Return all lines with the word "true" in them.
Begin MATERIAL FOR THE TASK
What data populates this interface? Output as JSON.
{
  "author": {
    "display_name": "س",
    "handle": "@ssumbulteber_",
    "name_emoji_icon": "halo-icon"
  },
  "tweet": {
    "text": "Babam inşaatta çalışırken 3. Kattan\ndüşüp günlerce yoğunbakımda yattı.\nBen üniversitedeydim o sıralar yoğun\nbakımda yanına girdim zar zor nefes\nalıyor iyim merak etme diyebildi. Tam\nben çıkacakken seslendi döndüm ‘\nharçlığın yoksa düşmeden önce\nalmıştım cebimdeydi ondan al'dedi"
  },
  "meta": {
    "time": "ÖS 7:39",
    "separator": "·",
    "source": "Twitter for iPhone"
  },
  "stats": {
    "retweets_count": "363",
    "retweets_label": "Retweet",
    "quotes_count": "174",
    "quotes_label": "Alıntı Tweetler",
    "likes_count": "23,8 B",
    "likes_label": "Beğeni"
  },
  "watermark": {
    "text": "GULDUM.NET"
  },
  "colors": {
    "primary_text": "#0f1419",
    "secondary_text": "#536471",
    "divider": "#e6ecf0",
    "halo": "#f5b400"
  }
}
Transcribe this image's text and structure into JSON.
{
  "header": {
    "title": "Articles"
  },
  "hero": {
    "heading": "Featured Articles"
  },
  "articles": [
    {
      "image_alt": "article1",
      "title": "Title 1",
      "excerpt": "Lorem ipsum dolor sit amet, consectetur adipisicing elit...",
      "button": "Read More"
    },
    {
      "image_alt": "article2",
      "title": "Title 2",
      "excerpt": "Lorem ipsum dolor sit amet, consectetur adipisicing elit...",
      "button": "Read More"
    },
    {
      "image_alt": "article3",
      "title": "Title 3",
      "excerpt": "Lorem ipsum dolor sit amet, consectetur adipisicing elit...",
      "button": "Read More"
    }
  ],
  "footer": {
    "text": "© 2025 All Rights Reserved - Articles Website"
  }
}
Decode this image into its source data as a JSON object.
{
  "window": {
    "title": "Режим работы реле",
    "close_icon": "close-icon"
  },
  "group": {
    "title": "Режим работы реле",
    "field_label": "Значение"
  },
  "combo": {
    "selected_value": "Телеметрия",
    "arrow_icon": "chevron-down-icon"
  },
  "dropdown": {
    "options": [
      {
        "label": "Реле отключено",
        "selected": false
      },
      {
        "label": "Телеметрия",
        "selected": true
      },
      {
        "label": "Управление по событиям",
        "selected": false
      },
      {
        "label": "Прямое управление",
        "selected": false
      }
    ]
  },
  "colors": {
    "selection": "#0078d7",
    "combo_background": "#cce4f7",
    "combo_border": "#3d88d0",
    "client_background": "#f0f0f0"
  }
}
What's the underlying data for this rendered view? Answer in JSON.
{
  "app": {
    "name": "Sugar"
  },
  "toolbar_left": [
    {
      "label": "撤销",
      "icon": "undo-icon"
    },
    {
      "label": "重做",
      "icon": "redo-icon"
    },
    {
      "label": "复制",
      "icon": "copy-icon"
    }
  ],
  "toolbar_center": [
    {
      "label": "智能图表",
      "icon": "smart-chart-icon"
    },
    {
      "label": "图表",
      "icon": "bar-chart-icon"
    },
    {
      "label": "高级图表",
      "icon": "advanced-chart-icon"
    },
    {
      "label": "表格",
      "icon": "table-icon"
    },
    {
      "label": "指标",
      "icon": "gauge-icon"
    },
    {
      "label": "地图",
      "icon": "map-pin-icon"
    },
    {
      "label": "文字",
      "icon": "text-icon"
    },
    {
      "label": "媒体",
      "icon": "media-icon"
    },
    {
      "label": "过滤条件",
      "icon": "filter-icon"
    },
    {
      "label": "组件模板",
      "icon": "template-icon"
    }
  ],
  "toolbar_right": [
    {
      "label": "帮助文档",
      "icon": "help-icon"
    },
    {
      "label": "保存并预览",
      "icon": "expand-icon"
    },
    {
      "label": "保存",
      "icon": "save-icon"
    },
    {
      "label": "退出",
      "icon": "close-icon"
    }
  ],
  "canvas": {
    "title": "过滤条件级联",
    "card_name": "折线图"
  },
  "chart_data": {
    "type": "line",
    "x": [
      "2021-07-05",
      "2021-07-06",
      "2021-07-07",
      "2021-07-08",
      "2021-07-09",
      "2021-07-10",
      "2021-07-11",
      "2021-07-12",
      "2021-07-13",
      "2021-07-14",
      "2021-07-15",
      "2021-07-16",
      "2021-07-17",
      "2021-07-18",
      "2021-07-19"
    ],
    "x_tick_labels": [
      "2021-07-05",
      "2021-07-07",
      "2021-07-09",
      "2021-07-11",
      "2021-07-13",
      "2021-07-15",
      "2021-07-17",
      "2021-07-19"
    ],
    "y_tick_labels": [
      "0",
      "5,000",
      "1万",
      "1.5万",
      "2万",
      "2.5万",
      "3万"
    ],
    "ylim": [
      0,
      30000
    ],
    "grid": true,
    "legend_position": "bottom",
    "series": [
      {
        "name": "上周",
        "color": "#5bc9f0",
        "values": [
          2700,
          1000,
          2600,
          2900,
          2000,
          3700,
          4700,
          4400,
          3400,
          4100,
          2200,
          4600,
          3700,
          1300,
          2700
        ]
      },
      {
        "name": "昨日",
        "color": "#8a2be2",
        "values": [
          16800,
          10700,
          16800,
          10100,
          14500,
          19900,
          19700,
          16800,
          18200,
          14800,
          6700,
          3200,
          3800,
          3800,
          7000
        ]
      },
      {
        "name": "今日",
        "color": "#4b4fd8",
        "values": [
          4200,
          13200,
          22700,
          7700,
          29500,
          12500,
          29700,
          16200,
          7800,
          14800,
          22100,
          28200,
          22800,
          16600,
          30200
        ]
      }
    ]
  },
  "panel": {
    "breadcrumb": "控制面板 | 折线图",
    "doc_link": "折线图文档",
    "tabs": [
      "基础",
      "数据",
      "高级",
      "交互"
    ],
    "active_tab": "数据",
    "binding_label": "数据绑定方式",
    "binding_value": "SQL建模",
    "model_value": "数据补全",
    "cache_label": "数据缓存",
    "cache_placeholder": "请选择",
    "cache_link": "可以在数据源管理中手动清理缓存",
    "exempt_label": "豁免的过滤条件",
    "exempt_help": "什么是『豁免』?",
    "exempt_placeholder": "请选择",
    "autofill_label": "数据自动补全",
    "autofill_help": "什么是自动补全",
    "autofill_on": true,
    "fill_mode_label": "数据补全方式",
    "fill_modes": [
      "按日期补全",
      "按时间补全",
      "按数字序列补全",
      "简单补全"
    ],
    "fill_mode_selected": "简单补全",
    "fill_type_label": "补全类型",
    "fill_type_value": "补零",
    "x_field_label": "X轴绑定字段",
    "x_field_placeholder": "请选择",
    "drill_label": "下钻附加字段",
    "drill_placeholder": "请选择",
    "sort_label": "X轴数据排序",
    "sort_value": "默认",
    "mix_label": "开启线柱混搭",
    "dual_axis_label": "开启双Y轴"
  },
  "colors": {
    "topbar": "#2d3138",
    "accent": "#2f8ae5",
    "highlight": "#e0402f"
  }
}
End MATERIAL FOR THE TASK
> RESPONSE BELOW
        "selected": true
    "grid": true,
    "autofill_on": true,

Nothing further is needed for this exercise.